##### Supplied records #####

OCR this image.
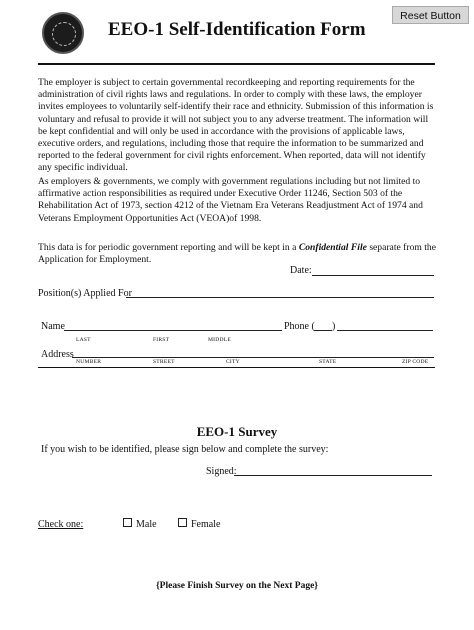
EEO-1 Self-Identification Form
Reset Button
The employer is subject to certain governmental recordkeeping and reporting requirements for the administration of civil rights laws and regulations. In order to comply with these laws, the employer invites employees to voluntarily self-identify their race and ethnicity. Submission of this information is voluntary and refusal to provide it will not subject you to any adverse treatment. The information will be kept confidential and will only be used in accordance with the provisions of applicable laws, executive orders, and regulations, including those that require the information to be summarized and reported to the federal government for civil rights enforcement. When reported, data will not identify any specific individual.
As employers & governments, we comply with government regulations including but not limited to affirmative action responsibilities as required under Executive Order 11246, Section 503 of the Rehabilitation Act of 1973, section 4212 of the Vietnam Era Veterans Readjustment Act of 1974 and Veterans Employment Opportunities Act (VEOA)of 1998.
This data is for periodic government reporting and will be kept in a Confidential File separate from the Application for Employment.
Date:
Position(s) Applied For
Name	Phone ( )
LAST	FIRST	MIDDLE
Address
NUMBER	STREET	CITY	STATE	ZIP CODE
EEO-1 Survey
If you wish to be identified, please sign below and complete the survey:
Signed:
Check one:	Male	Female
{Please Finish Survey on the Next Page}
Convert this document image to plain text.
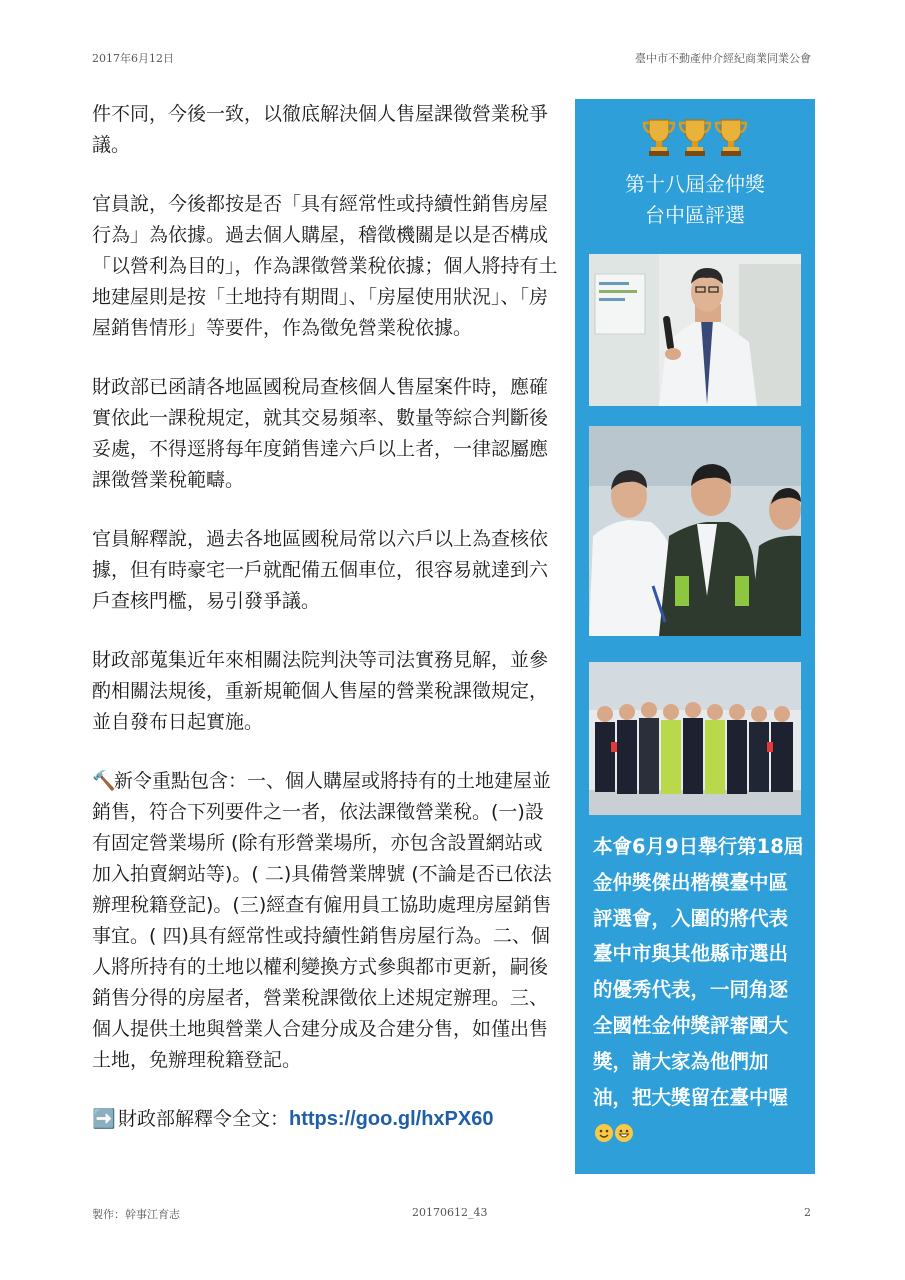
2017年6月12日	臺中市不動產仲介經紀商業同業公會

件不同，今後一致，以徹底解決個人售屋課徵營業稅爭議。

官員說，今後都按是否「具有經常性或持續性銷售房屋行為」為依據。過去個人購屋，稽徵機關是以是否構成「以營利為目的」，作為課徵營業稅依據；個人將持有土地建屋則是按「土地持有期間」、「房屋使用狀況」、「房屋銷售情形」等要件，作為徵免營業稅依據。

財政部已函請各地區國稅局查核個人售屋案件時，應確實依此一課稅規定，就其交易頻率、數量等綜合判斷後妥處，不得逕將每年度銷售達六戶以上者，一律認屬應課徵營業稅範疇。

官員解釋說，過去各地區國稅局常以六戶以上為查核依據，但有時豪宅一戶就配備五個車位，很容易就達到六戶查核門檻，易引發爭議。

財政部蒐集近年來相關法院判決等司法實務見解，並參酌相關法規後，重新規範個人售屋的營業稅課徵規定，並自發布日起實施。

🔨新令重點包含：一、個人購屋或將持有的土地建屋並銷售，符合下列要件之一者，依法課徵營業稅。(一)設有固定營業場所 (除有形營業場所，亦包含設置網站或加入拍賣網站等)。( 二)具備營業牌號 (不論是否已依法辦理稅籍登記)。(三)經查有僱用員工協助處理房屋銷售事宜。( 四)具有經常性或持續性銷售房屋行為。二、個人將所持有的土地以權利變換方式參與都市更新，嗣後銷售分得的房屋者，營業稅課徵依上述規定辦理。三、個人提供土地與營業人合建分成及合建分售，如僅出售土地，免辦理稅籍登記。

➡️ 財政部解釋令全文：https://goo.gl/hxPX60

第十八屆金仲獎
台中區評選
本會6月9日舉行第18屆金仲獎傑出楷模臺中區評選會，入圍的將代表臺中市與其他縣市選出的優秀代表，一同角逐全國性金仲獎評審團大獎，請大家為他們加油，把大獎留在臺中喔
製作：幹事江育志	20170612_43	2
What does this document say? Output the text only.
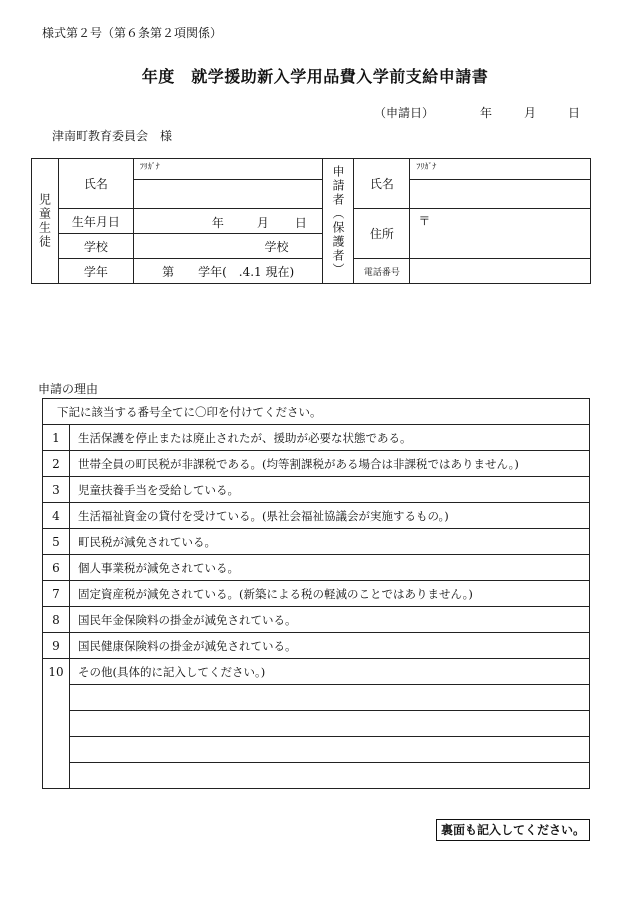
様式第２号（第６条第２項関係）
年度　就学援助新入学用品費入学前支給申請書
（申請日）	年	月	日
津南町教育委員会　様
児童生徒	氏名	ﾌﾘｶﾞﾅ	申請者（保護者）	氏名	ﾌﾘｶﾞﾅ

	生年月日	年 月 日		住所	〒
	学校	学校			
	学年	第　　学年(　.4.1 現在)		電話番号	
申請の理由
下記に該当する番号全てに〇印を付けてください。	
1	生活保護を停止または廃止されたが、援助が必要な状態である。
2	世帯全員の町民税が非課税である。(均等割課税がある場合は非課税ではありません。)
3	児童扶養手当を受給している。
4	生活福祉資金の貸付を受けている。(県社会福祉協議会が実施するもの。)
5	町民税が減免されている。
6	個人事業税が減免されている。
7	固定資産税が減免されている。(新築による税の軽減のことではありません。)
8	国民年金保険料の掛金が減免されている。
9	国民健康保険料の掛金が減免されている。
10	その他(具体的に記入してください。)

裏面も記入してください。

#####

» The request
Scan the data for the word "only" and copy every line where it shows up.

» Answer for the task
The employer is subject to certain governmental recordkeeping and reporting requirements for the administration of civil rights laws and regulations. In order to comply with these laws, the employer invites employees to voluntarily self-identify their race and ethnicity. Submission of this information is voluntary and refusal to provide it will not subject you to any adverse treatment. The information will be kept confidential and will only be used in accordance with the provisions of applicable laws, executive orders, and regulations, including those that require the information to be summarized and reported to the federal government for civil rights enforcement. When reported, data will not identify any specific individual.
What does this document say? Output the text only.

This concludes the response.